MATERIAL FOR THIS TASK start

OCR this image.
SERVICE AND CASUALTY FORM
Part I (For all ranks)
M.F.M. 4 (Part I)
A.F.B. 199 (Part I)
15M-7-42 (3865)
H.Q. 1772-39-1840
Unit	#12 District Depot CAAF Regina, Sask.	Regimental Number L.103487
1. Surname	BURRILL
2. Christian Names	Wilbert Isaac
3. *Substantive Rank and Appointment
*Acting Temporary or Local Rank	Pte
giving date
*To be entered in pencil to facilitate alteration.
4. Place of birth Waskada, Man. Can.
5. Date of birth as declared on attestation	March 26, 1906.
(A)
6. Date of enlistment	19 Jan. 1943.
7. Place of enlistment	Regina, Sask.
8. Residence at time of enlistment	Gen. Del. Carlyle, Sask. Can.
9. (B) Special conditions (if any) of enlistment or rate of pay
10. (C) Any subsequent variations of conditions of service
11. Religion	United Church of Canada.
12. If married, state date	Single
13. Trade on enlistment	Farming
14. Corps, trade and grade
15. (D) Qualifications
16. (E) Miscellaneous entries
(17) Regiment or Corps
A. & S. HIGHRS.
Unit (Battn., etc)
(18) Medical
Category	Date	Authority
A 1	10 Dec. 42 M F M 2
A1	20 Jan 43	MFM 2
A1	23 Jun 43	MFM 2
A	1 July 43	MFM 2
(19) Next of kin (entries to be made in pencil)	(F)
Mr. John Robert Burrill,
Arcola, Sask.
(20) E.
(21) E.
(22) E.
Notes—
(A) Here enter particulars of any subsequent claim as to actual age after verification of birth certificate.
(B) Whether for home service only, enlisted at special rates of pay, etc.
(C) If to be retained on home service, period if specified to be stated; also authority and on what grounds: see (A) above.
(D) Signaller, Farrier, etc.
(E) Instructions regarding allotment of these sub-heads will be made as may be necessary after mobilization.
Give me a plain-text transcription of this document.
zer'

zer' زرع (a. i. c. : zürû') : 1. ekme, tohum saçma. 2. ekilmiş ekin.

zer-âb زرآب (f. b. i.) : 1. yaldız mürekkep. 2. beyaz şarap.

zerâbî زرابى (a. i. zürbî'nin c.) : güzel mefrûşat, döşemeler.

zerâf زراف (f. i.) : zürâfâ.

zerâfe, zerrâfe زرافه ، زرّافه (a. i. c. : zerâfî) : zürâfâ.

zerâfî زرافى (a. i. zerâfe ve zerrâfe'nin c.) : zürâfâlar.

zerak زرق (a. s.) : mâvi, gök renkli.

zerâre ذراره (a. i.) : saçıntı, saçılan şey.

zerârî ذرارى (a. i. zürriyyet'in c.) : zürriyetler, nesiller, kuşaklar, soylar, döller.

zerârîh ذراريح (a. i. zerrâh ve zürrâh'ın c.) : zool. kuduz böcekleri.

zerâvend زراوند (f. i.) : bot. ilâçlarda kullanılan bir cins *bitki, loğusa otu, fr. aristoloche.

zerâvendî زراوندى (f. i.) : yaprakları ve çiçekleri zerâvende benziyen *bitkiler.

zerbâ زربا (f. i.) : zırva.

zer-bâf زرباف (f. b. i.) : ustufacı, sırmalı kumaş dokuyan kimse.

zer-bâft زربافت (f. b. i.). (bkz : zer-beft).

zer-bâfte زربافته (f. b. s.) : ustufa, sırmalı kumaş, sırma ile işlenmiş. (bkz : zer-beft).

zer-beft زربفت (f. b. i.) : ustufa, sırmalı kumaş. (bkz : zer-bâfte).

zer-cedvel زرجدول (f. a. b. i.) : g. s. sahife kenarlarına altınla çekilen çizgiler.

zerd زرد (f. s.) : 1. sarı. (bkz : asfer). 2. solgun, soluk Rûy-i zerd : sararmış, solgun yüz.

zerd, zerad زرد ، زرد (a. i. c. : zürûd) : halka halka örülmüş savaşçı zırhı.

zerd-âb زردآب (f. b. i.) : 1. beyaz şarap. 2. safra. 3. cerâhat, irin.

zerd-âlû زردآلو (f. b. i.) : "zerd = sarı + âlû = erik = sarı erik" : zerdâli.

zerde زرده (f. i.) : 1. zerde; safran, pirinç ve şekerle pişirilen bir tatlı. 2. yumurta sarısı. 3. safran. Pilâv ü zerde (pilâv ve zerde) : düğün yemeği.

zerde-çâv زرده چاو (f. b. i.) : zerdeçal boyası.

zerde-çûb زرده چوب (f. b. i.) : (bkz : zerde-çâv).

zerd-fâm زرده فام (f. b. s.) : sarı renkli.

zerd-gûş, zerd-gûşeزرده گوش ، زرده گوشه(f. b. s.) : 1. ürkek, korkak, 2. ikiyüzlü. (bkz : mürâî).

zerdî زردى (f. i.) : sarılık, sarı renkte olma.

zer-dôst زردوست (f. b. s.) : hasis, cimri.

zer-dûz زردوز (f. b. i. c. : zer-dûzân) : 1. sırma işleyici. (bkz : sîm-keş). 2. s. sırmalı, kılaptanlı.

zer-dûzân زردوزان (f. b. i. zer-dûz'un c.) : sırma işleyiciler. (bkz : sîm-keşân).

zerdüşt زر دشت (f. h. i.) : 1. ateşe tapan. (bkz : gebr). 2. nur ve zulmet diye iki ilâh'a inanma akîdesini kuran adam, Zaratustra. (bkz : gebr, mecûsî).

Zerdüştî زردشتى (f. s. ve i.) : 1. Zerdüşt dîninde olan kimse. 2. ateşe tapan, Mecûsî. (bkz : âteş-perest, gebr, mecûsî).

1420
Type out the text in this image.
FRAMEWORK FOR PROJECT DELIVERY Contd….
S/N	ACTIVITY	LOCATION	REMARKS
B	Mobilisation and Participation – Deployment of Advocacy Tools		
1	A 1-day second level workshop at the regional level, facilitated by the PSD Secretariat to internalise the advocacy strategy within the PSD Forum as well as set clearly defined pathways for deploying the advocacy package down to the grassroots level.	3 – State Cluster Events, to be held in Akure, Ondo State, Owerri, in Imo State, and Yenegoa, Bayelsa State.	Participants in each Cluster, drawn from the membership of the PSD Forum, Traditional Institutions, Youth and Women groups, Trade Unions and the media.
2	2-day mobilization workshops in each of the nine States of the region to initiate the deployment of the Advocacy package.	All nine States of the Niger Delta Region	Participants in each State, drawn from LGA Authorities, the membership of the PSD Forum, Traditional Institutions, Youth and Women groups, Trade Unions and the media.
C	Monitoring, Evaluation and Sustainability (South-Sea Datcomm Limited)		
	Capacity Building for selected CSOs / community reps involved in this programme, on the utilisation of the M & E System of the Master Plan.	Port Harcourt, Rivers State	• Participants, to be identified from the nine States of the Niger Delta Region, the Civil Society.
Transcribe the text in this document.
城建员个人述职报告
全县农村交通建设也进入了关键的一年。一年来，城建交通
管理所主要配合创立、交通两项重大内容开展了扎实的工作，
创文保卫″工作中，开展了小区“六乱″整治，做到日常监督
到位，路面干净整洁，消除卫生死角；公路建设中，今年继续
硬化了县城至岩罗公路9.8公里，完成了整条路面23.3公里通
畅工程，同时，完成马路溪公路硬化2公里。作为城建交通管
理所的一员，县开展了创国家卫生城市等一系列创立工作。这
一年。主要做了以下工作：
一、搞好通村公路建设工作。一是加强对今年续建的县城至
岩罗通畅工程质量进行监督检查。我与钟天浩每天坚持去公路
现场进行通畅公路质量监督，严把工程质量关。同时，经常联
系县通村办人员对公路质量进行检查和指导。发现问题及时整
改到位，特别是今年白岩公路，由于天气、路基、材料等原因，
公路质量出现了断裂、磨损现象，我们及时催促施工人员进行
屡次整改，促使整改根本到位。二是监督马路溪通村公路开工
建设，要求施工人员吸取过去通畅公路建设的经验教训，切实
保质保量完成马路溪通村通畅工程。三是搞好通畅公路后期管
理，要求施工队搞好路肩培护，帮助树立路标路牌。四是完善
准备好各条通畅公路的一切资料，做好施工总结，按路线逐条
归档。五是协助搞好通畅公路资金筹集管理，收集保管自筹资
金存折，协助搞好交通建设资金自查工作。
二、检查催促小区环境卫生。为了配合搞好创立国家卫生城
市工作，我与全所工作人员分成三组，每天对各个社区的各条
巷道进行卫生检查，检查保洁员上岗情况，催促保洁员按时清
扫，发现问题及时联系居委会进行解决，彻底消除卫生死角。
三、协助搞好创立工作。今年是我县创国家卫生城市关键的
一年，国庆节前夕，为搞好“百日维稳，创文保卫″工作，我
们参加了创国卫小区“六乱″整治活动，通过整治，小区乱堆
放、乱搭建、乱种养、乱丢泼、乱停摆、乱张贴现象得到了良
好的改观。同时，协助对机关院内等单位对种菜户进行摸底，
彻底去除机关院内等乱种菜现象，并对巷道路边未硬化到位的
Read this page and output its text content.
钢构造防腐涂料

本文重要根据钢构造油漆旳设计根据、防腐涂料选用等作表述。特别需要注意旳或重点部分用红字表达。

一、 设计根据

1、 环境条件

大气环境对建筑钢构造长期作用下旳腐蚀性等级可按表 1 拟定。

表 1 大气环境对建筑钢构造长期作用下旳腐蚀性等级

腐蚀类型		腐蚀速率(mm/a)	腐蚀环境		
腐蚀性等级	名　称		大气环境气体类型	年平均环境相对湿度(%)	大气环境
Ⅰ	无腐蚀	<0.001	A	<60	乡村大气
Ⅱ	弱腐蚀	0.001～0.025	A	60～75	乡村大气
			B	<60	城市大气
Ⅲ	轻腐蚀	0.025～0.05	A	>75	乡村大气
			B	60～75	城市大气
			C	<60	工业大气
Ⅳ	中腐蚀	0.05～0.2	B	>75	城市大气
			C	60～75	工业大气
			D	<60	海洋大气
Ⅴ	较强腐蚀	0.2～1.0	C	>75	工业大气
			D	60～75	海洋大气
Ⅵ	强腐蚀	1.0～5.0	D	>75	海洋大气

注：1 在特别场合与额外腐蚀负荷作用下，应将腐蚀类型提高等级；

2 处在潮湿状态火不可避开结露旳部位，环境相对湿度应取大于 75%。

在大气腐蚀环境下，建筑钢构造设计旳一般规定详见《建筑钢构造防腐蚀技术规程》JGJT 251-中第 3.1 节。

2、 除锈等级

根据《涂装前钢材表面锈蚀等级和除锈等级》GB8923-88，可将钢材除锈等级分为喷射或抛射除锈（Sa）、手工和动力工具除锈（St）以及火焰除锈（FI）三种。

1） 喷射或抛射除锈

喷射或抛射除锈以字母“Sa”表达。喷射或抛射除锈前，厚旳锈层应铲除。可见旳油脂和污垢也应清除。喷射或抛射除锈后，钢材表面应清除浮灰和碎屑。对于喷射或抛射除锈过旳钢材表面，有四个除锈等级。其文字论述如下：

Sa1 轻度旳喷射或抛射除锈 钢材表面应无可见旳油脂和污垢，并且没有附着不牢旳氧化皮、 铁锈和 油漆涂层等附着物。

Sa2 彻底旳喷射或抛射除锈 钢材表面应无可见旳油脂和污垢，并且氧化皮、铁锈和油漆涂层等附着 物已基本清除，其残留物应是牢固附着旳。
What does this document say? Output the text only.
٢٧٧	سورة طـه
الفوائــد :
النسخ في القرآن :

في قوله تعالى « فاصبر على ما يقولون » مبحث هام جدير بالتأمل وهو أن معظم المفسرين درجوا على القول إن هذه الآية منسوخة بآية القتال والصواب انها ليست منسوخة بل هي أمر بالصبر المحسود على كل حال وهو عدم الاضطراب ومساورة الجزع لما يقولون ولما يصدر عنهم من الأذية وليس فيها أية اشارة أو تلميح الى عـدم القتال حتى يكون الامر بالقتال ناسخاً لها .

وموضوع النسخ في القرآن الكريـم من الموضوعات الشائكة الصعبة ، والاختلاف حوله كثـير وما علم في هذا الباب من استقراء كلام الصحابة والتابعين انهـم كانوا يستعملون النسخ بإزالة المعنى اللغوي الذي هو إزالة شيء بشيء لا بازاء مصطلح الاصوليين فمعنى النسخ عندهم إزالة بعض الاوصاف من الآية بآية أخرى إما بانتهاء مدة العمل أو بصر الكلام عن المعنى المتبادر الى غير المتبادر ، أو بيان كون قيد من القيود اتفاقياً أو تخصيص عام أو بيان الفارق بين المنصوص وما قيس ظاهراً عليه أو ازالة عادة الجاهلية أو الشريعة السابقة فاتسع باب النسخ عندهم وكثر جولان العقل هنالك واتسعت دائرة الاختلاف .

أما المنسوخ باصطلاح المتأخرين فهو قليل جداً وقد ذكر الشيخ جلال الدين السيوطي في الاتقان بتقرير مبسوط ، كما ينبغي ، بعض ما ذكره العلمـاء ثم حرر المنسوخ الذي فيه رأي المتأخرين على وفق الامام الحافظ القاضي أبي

MATERIAL FOR THIS TASK end

▸ SET TASK: Only lines with "kimse" are wanted here; list each of them.

▸ WRITTEN SOLUTION:
zer-bâf زرباف (f. b. i.) : ustufacı, sırmalı kumaş dokuyan kimse.
Zerdüştî زردشتى (f. s. ve i.) : 1. Zerdüşt dîninde olan kimse. 2. ateşe tapan, Mecûsî. (bkz : âteş-perest, gebr, mecûsî).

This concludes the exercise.